►
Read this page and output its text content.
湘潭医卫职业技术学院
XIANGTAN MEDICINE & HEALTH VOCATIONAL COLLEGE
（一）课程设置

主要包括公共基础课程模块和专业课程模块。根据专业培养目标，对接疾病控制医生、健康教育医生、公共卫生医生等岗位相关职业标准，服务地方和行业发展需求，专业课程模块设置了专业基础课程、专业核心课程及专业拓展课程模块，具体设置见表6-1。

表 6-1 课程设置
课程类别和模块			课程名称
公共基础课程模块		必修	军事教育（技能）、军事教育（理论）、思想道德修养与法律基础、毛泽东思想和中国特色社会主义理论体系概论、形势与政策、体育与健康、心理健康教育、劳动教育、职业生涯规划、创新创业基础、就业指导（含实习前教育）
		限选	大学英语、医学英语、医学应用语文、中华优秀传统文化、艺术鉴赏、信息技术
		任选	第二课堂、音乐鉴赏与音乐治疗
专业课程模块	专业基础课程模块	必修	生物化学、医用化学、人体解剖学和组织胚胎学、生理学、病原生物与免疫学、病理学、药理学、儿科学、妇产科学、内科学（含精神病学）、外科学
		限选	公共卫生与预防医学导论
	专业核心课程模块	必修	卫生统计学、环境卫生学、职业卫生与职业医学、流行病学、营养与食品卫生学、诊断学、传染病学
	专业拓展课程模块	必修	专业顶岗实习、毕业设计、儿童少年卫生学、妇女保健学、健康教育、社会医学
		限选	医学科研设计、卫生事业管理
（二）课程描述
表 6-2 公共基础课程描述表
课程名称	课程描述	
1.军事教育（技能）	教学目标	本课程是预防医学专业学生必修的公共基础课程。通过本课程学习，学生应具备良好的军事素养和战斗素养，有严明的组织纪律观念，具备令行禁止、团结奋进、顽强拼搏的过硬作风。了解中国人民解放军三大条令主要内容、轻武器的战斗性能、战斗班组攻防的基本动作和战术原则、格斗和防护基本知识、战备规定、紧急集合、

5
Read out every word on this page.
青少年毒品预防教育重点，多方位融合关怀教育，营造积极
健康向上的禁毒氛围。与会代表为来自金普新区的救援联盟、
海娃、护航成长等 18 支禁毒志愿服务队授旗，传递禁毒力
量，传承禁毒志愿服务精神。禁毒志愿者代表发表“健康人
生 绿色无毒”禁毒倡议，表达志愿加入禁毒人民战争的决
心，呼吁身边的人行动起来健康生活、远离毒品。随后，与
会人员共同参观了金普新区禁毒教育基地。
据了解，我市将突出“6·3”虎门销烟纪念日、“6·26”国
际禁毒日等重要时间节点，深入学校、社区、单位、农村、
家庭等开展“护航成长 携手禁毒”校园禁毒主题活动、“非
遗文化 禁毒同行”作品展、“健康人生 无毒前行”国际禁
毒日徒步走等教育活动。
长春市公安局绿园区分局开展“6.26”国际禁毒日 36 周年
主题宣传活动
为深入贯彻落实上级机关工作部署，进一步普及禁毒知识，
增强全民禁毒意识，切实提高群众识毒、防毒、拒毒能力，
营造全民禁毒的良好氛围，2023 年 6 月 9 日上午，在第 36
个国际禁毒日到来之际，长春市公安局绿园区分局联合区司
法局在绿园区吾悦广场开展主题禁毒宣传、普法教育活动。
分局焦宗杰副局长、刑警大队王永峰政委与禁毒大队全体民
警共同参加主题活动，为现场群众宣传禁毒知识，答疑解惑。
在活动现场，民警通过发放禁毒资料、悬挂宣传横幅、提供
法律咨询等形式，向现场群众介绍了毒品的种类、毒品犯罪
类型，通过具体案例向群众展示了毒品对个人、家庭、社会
◄
## Aim
Take the lines from the one containing "Read out every word on this page." to the last line of the material above and write them out exactly.

## Reply to the task
Read out every word on this page.
青少年毒品预防教育重点，多方位融合关怀教育，营造积极
健康向上的禁毒氛围。与会代表为来自金普新区的救援联盟、
海娃、护航成长等 18 支禁毒志愿服务队授旗，传递禁毒力
量，传承禁毒志愿服务精神。禁毒志愿者代表发表“健康人
生 绿色无毒”禁毒倡议，表达志愿加入禁毒人民战争的决
心，呼吁身边的人行动起来健康生活、远离毒品。随后，与
会人员共同参观了金普新区禁毒教育基地。
据了解，我市将突出“6·3”虎门销烟纪念日、“6·26”国
际禁毒日等重要时间节点，深入学校、社区、单位、农村、
家庭等开展“护航成长 携手禁毒”校园禁毒主题活动、“非
遗文化 禁毒同行”作品展、“健康人生 无毒前行”国际禁
毒日徒步走等教育活动。
长春市公安局绿园区分局开展“6.26”国际禁毒日 36 周年
主题宣传活动
为深入贯彻落实上级机关工作部署，进一步普及禁毒知识，
增强全民禁毒意识，切实提高群众识毒、防毒、拒毒能力，
营造全民禁毒的良好氛围，2023 年 6 月 9 日上午，在第 36
个国际禁毒日到来之际，长春市公安局绿园区分局联合区司
法局在绿园区吾悦广场开展主题禁毒宣传、普法教育活动。
分局焦宗杰副局长、刑警大队王永峰政委与禁毒大队全体民
警共同参加主题活动，为现场群众宣传禁毒知识，答疑解惑。
在活动现场，民警通过发放禁毒资料、悬挂宣传横幅、提供
法律咨询等形式，向现场群众介绍了毒品的种类、毒品犯罪
类型，通过具体案例向群众展示了毒品对个人、家庭、社会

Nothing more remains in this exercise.